* [Task brief]:
Below are some records; retype all of them exactly.

* [Supplied material]:
★ ★ ★ ★ ★ ★ ★

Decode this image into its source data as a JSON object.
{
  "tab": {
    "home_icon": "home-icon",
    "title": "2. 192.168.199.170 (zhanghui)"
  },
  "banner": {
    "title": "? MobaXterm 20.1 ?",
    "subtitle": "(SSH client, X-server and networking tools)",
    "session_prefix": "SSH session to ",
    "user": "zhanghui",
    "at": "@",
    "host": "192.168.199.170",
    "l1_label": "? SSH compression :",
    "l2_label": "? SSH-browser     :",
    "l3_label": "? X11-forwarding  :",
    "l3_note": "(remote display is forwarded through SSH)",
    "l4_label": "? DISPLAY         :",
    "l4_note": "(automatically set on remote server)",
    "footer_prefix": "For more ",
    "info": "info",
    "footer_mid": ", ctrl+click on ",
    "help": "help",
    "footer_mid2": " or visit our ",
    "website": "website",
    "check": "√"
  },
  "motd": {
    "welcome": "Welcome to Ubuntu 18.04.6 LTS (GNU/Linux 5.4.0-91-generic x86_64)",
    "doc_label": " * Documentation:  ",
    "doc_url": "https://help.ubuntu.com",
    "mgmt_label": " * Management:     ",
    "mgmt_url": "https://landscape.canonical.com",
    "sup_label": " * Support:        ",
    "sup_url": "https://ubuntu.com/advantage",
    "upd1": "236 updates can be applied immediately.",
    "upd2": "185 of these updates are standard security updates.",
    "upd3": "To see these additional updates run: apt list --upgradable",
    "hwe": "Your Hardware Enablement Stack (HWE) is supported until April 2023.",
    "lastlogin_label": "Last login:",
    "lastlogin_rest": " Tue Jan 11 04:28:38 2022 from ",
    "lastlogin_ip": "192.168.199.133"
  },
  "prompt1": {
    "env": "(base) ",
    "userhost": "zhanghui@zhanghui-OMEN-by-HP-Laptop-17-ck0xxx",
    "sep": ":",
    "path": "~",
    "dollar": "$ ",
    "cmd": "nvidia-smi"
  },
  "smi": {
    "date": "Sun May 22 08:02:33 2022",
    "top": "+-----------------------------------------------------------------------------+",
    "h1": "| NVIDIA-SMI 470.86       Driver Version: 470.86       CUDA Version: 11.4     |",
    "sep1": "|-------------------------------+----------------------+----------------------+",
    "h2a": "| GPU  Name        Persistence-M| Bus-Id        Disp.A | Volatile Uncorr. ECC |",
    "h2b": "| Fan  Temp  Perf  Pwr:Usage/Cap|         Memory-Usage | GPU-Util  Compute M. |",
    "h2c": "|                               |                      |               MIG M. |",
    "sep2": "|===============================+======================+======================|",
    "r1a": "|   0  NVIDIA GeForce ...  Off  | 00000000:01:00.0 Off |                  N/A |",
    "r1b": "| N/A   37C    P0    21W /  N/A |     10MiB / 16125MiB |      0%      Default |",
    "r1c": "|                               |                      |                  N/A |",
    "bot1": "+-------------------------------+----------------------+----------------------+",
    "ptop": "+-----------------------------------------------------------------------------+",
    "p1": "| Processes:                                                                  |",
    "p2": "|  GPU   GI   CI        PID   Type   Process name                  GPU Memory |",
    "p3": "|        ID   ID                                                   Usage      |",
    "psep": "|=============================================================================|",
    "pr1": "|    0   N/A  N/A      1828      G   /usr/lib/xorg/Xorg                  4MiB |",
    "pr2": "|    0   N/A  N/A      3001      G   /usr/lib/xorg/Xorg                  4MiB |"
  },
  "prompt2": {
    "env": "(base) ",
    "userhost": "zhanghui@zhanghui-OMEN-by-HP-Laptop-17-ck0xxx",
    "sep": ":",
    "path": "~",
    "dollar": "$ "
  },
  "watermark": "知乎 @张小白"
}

★ ★ ★ ★ ★ ★ ★

* [Result of the exercise]:
Decode this image into its source data as a JSON object.
{
  "tab": {
    "home_icon": "home-icon",
    "title": "2. 192.168.199.170 (zhanghui)"
  },
  "banner": {
    "title": "? MobaXterm 20.1 ?",
    "subtitle": "(SSH client, X-server and networking tools)",
    "session_prefix": "SSH session to ",
    "user": "zhanghui",
    "at": "@",
    "host": "192.168.199.170",
    "l1_label": "? SSH compression :",
    "l2_label": "? SSH-browser     :",
    "l3_label": "? X11-forwarding  :",
    "l3_note": "(remote display is forwarded through SSH)",
    "l4_label": "? DISPLAY         :",
    "l4_note": "(automatically set on remote server)",
    "footer_prefix": "For more ",
    "info": "info",
    "footer_mid": ", ctrl+click on ",
    "help": "help",
    "footer_mid2": " or visit our ",
    "website": "website",
    "check": "√"
  },
  "motd": {
    "welcome": "Welcome to Ubuntu 18.04.6 LTS (GNU/Linux 5.4.0-91-generic x86_64)",
    "doc_label": " * Documentation:  ",
    "doc_url": "https://help.ubuntu.com",
    "mgmt_label": " * Management:     ",
    "mgmt_url": "https://landscape.canonical.com",
    "sup_label": " * Support:        ",
    "sup_url": "https://ubuntu.com/advantage",
    "upd1": "236 updates can be applied immediately.",
    "upd2": "185 of these updates are standard security updates.",
    "upd3": "To see these additional updates run: apt list --upgradable",
    "hwe": "Your Hardware Enablement Stack (HWE) is supported until April 2023.",
    "lastlogin_label": "Last login:",
    "lastlogin_rest": " Tue Jan 11 04:28:38 2022 from ",
    "lastlogin_ip": "192.168.199.133"
  },
  "prompt1": {
    "env": "(base) ",
    "userhost": "zhanghui@zhanghui-OMEN-by-HP-Laptop-17-ck0xxx",
    "sep": ":",
    "path": "~",
    "dollar": "$ ",
    "cmd": "nvidia-smi"
  },
  "smi": {
    "date": "Sun May 22 08:02:33 2022",
    "top": "+-----------------------------------------------------------------------------+",
    "h1": "| NVIDIA-SMI 470.86       Driver Version: 470.86       CUDA Version: 11.4     |",
    "sep1": "|-------------------------------+----------------------+----------------------+",
    "h2a": "| GPU  Name        Persistence-M| Bus-Id        Disp.A | Volatile Uncorr. ECC |",
    "h2b": "| Fan  Temp  Perf  Pwr:Usage/Cap|         Memory-Usage | GPU-Util  Compute M. |",
    "h2c": "|                               |                      |               MIG M. |",
    "sep2": "|===============================+======================+======================|",
    "r1a": "|   0  NVIDIA GeForce ...  Off  | 00000000:01:00.0 Off |                  N/A |",
    "r1b": "| N/A   37C    P0    21W /  N/A |     10MiB / 16125MiB |      0%      Default |",
    "r1c": "|                               |                      |                  N/A |",
    "bot1": "+-------------------------------+----------------------+----------------------+",
    "ptop": "+-----------------------------------------------------------------------------+",
    "p1": "| Processes:                                                                  |",
    "p2": "|  GPU   GI   CI        PID   Type   Process name                  GPU Memory |",
    "p3": "|        ID   ID                                                   Usage      |",
    "psep": "|=============================================================================|",
    "pr1": "|    0   N/A  N/A      1828      G   /usr/lib/xorg/Xorg                  4MiB |",
    "pr2": "|    0   N/A  N/A      3001      G   /usr/lib/xorg/Xorg                  4MiB |"
  },
  "prompt2": {
    "env": "(base) ",
    "userhost": "zhanghui@zhanghui-OMEN-by-HP-Laptop-17-ck0xxx",
    "sep": ":",
    "path": "~",
    "dollar": "$ "
  },
  "watermark": "知乎 @张小白"
}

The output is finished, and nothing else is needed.